Items:
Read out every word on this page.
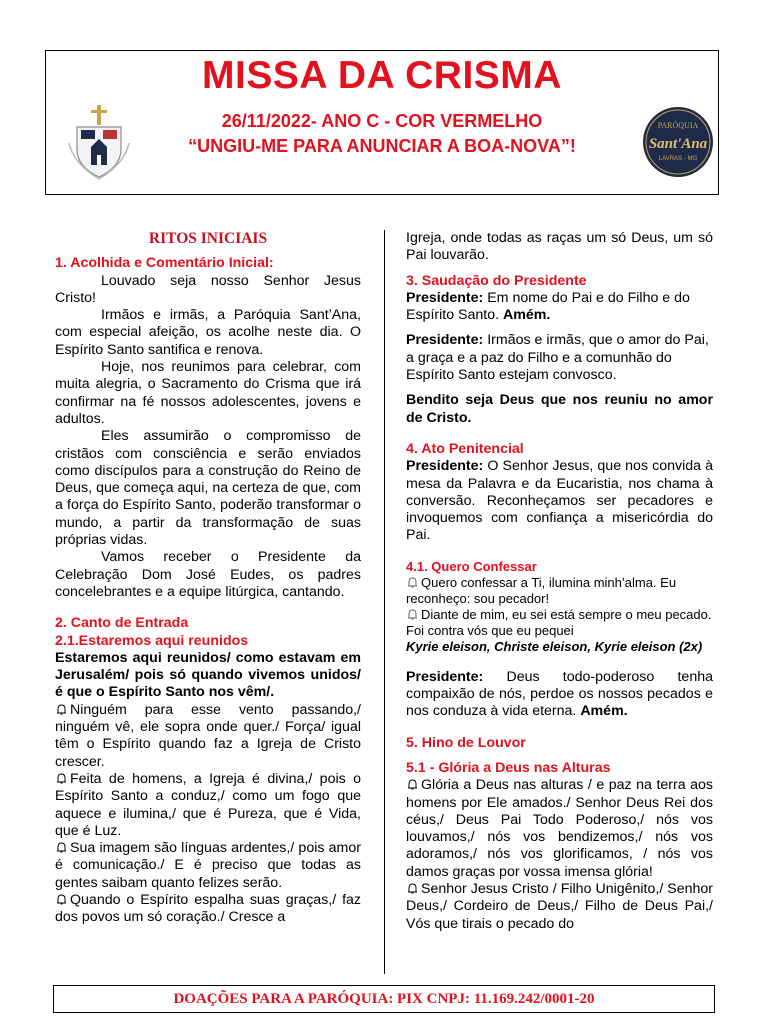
MISSA DA CRISMA
26/11/2022- ANO C - COR VERMELHO
“UNGIU-ME PARA ANUNCIAR A BOA-NOVA”!
PARÓQUIA
Sant'Ana
LAVRAS - MG
RITOS INICIAIS

1. Acolhida e Comentário Inicial:

Louvado seja nosso Senhor Jesus Cristo!

Irmãos e irmãs, a Paróquia Sant’Ana, com especial afeição, os acolhe neste dia. O Espírito Santo santifica e renova.

Hoje, nos reunimos para celebrar, com muita alegria, o Sacramento do Crisma que irá confirmar na fé nossos adolescentes, jovens e adultos.

Eles assumirão o compromisso de cristãos com consciência e serão enviados como discípulos para a construção do Reino de Deus, que começa aqui, na certeza de que, com a força do Espírito Santo, poderão transformar o mundo, a partir da transformação de suas próprias vidas.

Vamos receber o Presidente da Celebração Dom José Eudes, os padres concelebrantes e a equipe litúrgica, cantando.

2. Canto de Entrada

2.1.Estaremos aqui reunidos

Estaremos aqui reunidos/ como estavam em Jerusalém/ pois só quando vivemos unidos/ é que o Espírito Santo nos vêm/.

Ninguém para esse vento passando,/ ninguém vê, ele sopra onde quer./ Força/ igual têm o Espírito quando faz a Igreja de Cristo crescer.

Feita de homens, a Igreja é divina,/ pois o Espírito Santo a conduz,/ como um fogo que aquece e ilumina,/ que é Pureza, que é Vida, que é Luz.

Sua imagem são línguas ardentes,/ pois amor é comunicação./ E é preciso que todas as gentes saibam quanto felizes serão.

Quando o Espírito espalha suas graças,/ faz dos povos um só coração./ Cresce a

Igreja, onde todas as raças um só Deus, um só Pai louvarão.

3. Saudação do Presidente

Presidente: Em nome do Pai e do Filho e do Espírito Santo. Amém.

Presidente: Irmãos e irmãs, que o amor do Pai, a graça e a paz do Filho e a comunhão do Espírito Santo estejam convosco.

Bendito seja Deus que nos reuniu no amor de Cristo.

4. Ato Penitencial

Presidente: O Senhor Jesus, que nos convida à mesa da Palavra e da Eucaristia, nos chama à conversão. Reconheçamos ser pecadores e invoquemos com confiança a misericórdia do Pai.

4.1. Quero Confessar

Quero confessar a Ti, ilumina minh’alma. Eu reconheço: sou pecador!

Diante de mim, eu sei está sempre o meu pecado. Foi contra vós que eu pequei

Kyrie eleison, Christe eleison, Kyrie eleison (2x)

Presidente: Deus todo-poderoso tenha compaixão de nós, perdoe os nossos pecados e nos conduza à vida eterna. Amém.

5. Hino de Louvor

5.1 - Glória a Deus nas Alturas

Glória a Deus nas alturas / e paz na terra aos homens por Ele amados./ Senhor Deus Rei dos céus,/ Deus Pai Todo Poderoso,/ nós vos louvamos,/ nós vos bendizemos,/ nós vos adoramos,/ nós vos glorificamos, / nós vos damos graças por vossa imensa glória!

Senhor Jesus Cristo / Filho Unigênito,/ Senhor Deus,/ Cordeiro de Deus,/ Filho de Deus Pai,/ Vós que tirais o pecado do

DOAÇÕES PARA A PARÓQUIA: PIX CNPJ: 11.169.242/0001-20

Your task: Only the number is wanted: how many lines of these entries contain the string "Filho"?

Final result: 3